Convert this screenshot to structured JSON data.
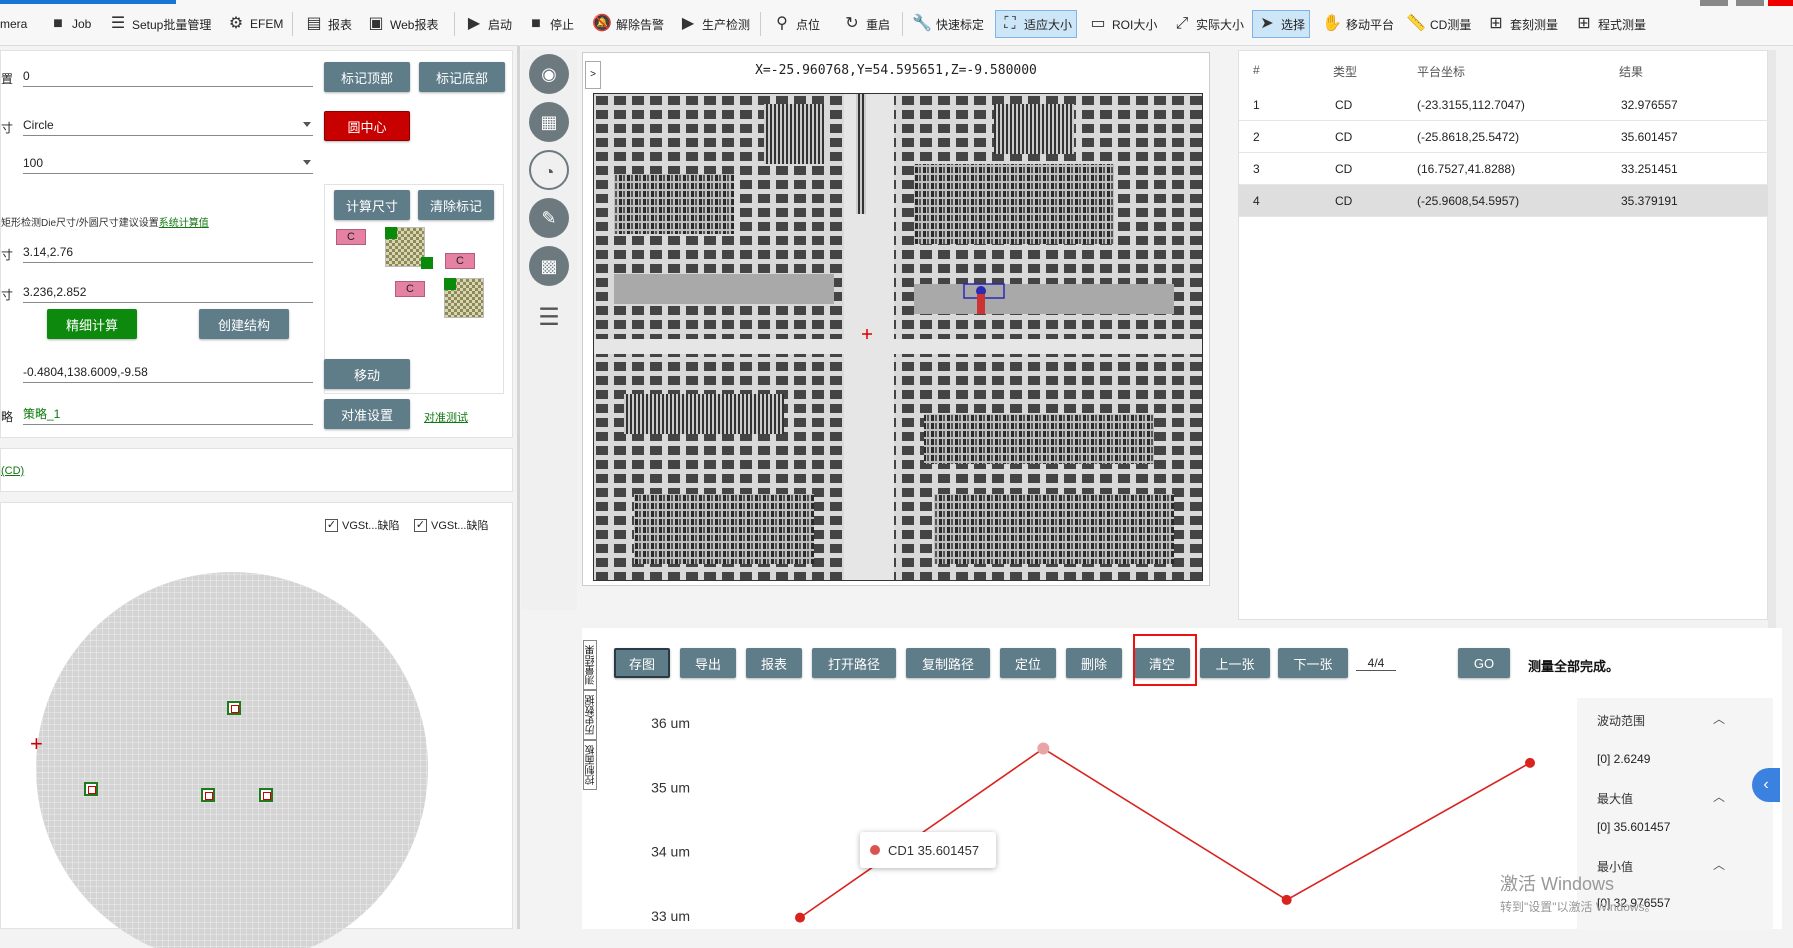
{
  "toolbar": {
    "items": [
      {
        "label": "mera",
        "icon": "camera-icon"
      },
      {
        "label": "Job",
        "icon": "briefcase-icon"
      },
      {
        "label": "Setup批量管理",
        "icon": "checklist-icon"
      },
      {
        "label": "EFEM",
        "icon": "robot-arm-icon"
      },
      {
        "label": "报表",
        "icon": "document-icon"
      },
      {
        "label": "Web报表",
        "icon": "monitor-icon"
      },
      {
        "label": "启动",
        "icon": "play-icon"
      },
      {
        "label": "停止",
        "icon": "stop-icon"
      },
      {
        "label": "解除告警",
        "icon": "bell-off-icon"
      },
      {
        "label": "生产检测",
        "icon": "play-icon"
      },
      {
        "label": "点位",
        "icon": "location-pin-icon"
      },
      {
        "label": "重启",
        "icon": "refresh-icon"
      },
      {
        "label": "快速标定",
        "icon": "wrench-icon"
      },
      {
        "label": "适应大小",
        "icon": "fit-screen-icon"
      },
      {
        "label": "ROI大小",
        "icon": "rectangle-icon"
      },
      {
        "label": "实际大小",
        "icon": "expand-icon"
      },
      {
        "label": "选择",
        "icon": "cursor-icon"
      },
      {
        "label": "移动平台",
        "icon": "hand-icon"
      },
      {
        "label": "CD测量",
        "icon": "ruler-icon"
      },
      {
        "label": "套刻测量",
        "icon": "plus-box-icon"
      },
      {
        "label": "程式测量",
        "icon": "plus-box-icon"
      }
    ]
  },
  "left_form": {
    "row1_label": "置",
    "row1_value": "0",
    "mark_top": "标记顶部",
    "mark_bottom": "标记底部",
    "row2_label": "寸",
    "row2_value": "Circle",
    "circle_center": "圆中心",
    "row3_value": "100",
    "calc_size": "计算尺寸",
    "clear_marks": "清除标记",
    "hint_text": "矩形检测Die尺寸/外圆尺寸建议设置",
    "hint_link": "系统计算值",
    "row4_label": "寸",
    "row4_value": "3.14,2.76",
    "row5_label": "寸",
    "row5_value": "3.236,2.852",
    "fine_calc": "精细计算",
    "create_struct": "创建结构",
    "row6_value": "-0.4804,138.6009,-9.58",
    "move": "移动",
    "row7_label": "略",
    "row7_value": "策略_1",
    "align_setup": "对准设置",
    "align_test": "对准测试",
    "chip_label": "C",
    "section_link": "(CD)"
  },
  "wafer_panel": {
    "cb1": "VGSt...缺陷",
    "cb2": "VGSt...缺陷"
  },
  "image_view": {
    "coord": "X=-25.960768,Y=54.595651,Z=-9.580000",
    "expander": ">"
  },
  "results": {
    "headers": [
      "#",
      "类型",
      "平台坐标",
      "结果"
    ],
    "rows": [
      {
        "idx": "1",
        "type": "CD",
        "coord": "(-23.3155,112.7047)",
        "result": "32.976557"
      },
      {
        "idx": "2",
        "type": "CD",
        "coord": "(-25.8618,25.5472)",
        "result": "35.601457"
      },
      {
        "idx": "3",
        "type": "CD",
        "coord": "(16.7527,41.8288)",
        "result": "33.251451"
      },
      {
        "idx": "4",
        "type": "CD",
        "coord": "(-25.9608,54.5957)",
        "result": "35.379191"
      }
    ]
  },
  "actions": {
    "save_image": "存图",
    "export": "导出",
    "report": "报表",
    "open_path": "打开路径",
    "copy_path": "复制路径",
    "locate": "定位",
    "delete": "删除",
    "clear": "清空",
    "prev": "上一张",
    "next": "下一张",
    "page": "4/4",
    "go": "GO",
    "status": "测量全部完成。"
  },
  "vtabs": [
    "测量结果",
    "历史数据",
    "控制面板"
  ],
  "chart_data": {
    "type": "line",
    "x": [
      1,
      2,
      3,
      4
    ],
    "series": [
      {
        "name": "CD1",
        "values": [
          32.976557,
          35.601457,
          33.251451,
          35.379191
        ],
        "color": "#d9231f"
      }
    ],
    "yticks": [
      "33 um",
      "34 um",
      "35 um",
      "36 um"
    ],
    "ylim": [
      32.8,
      36.2
    ],
    "grid": false,
    "tooltip": "CD1 35.601457"
  },
  "stats": {
    "range_title": "波动范围",
    "range_value": "[0]   2.6249",
    "max_title": "最大值",
    "max_value": "[0]   35.601457",
    "min_title": "最小值",
    "min_value": "[0]   32.976557"
  },
  "os_watermark": {
    "line1": "激活 Windows",
    "line2": "转到\"设置\"以激活 Windows。"
  }
}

....................

_What is asked:_ Print out the lines exactly, skipping any picture.

_Result:_
Convert this screenshot to structured JSON data.
{
  "toolbar": {
    "items": [
      {
        "label": "mera",
        "icon": "camera-icon"
      },
      {
        "label": "Job",
        "icon": "briefcase-icon"
      },
      {
        "label": "Setup批量管理",
        "icon": "checklist-icon"
      },
      {
        "label": "EFEM",
        "icon": "robot-arm-icon"
      },
      {
        "label": "报表",
        "icon": "document-icon"
      },
      {
        "label": "Web报表",
        "icon": "monitor-icon"
      },
      {
        "label": "启动",
        "icon": "play-icon"
      },
      {
        "label": "停止",
        "icon": "stop-icon"
      },
      {
        "label": "解除告警",
        "icon": "bell-off-icon"
      },
      {
        "label": "生产检测",
        "icon": "play-icon"
      },
      {
        "label": "点位",
        "icon": "location-pin-icon"
      },
      {
        "label": "重启",
        "icon": "refresh-icon"
      },
      {
        "label": "快速标定",
        "icon": "wrench-icon"
      },
      {
        "label": "适应大小",
        "icon": "fit-screen-icon"
      },
      {
        "label": "ROI大小",
        "icon": "rectangle-icon"
      },
      {
        "label": "实际大小",
        "icon": "expand-icon"
      },
      {
        "label": "选择",
        "icon": "cursor-icon"
      },
      {
        "label": "移动平台",
        "icon": "hand-icon"
      },
      {
        "label": "CD测量",
        "icon": "ruler-icon"
      },
      {
        "label": "套刻测量",
        "icon": "plus-box-icon"
      },
      {
        "label": "程式测量",
        "icon": "plus-box-icon"
      }
    ]
  },
  "left_form": {
    "row1_label": "置",
    "row1_value": "0",
    "mark_top": "标记顶部",
    "mark_bottom": "标记底部",
    "row2_label": "寸",
    "row2_value": "Circle",
    "circle_center": "圆中心",
    "row3_value": "100",
    "calc_size": "计算尺寸",
    "clear_marks": "清除标记",
    "hint_text": "矩形检测Die尺寸/外圆尺寸建议设置",
    "hint_link": "系统计算值",
    "row4_label": "寸",
    "row4_value": "3.14,2.76",
    "row5_label": "寸",
    "row5_value": "3.236,2.852",
    "fine_calc": "精细计算",
    "create_struct": "创建结构",
    "row6_value": "-0.4804,138.6009,-9.58",
    "move": "移动",
    "row7_label": "略",
    "row7_value": "策略_1",
    "align_setup": "对准设置",
    "align_test": "对准测试",
    "chip_label": "C",
    "section_link": "(CD)"
  },
  "wafer_panel": {
    "cb1": "VGSt...缺陷",
    "cb2": "VGSt...缺陷"
  },
  "image_view": {
    "coord": "X=-25.960768,Y=54.595651,Z=-9.580000",
    "expander": ">"
  },
  "results": {
    "headers": [
      "#",
      "类型",
      "平台坐标",
      "结果"
    ],
    "rows": [
      {
        "idx": "1",
        "type": "CD",
        "coord": "(-23.3155,112.7047)",
        "result": "32.976557"
      },
      {
        "idx": "2",
        "type": "CD",
        "coord": "(-25.8618,25.5472)",
        "result": "35.601457"
      },
      {
        "idx": "3",
        "type": "CD",
        "coord": "(16.7527,41.8288)",
        "result": "33.251451"
      },
      {
        "idx": "4",
        "type": "CD",
        "coord": "(-25.9608,54.5957)",
        "result": "35.379191"
      }
    ]
  },
  "actions": {
    "save_image": "存图",
    "export": "导出",
    "report": "报表",
    "open_path": "打开路径",
    "copy_path": "复制路径",
    "locate": "定位",
    "delete": "删除",
    "clear": "清空",
    "prev": "上一张",
    "next": "下一张",
    "page": "4/4",
    "go": "GO",
    "status": "测量全部完成。"
  },
  "vtabs": [
    "测量结果",
    "历史数据",
    "控制面板"
  ],
  "chart_data": {
    "type": "line",
    "x": [
      1,
      2,
      3,
      4
    ],
    "series": [
      {
        "name": "CD1",
        "values": [
          32.976557,
          35.601457,
          33.251451,
          35.379191
        ],
        "color": "#d9231f"
      }
    ],
    "yticks": [
      "33 um",
      "34 um",
      "35 um",
      "36 um"
    ],
    "ylim": [
      32.8,
      36.2
    ],
    "grid": false,
    "tooltip": "CD1 35.601457"
  },
  "stats": {
    "range_title": "波动范围",
    "range_value": "[0]   2.6249",
    "max_title": "最大值",
    "max_value": "[0]   35.601457",
    "min_title": "最小值",
    "min_value": "[0]   32.976557"
  },
  "os_watermark": {
    "line1": "激活 Windows",
    "line2": "转到\"设置\"以激活 Windows。"
  }
}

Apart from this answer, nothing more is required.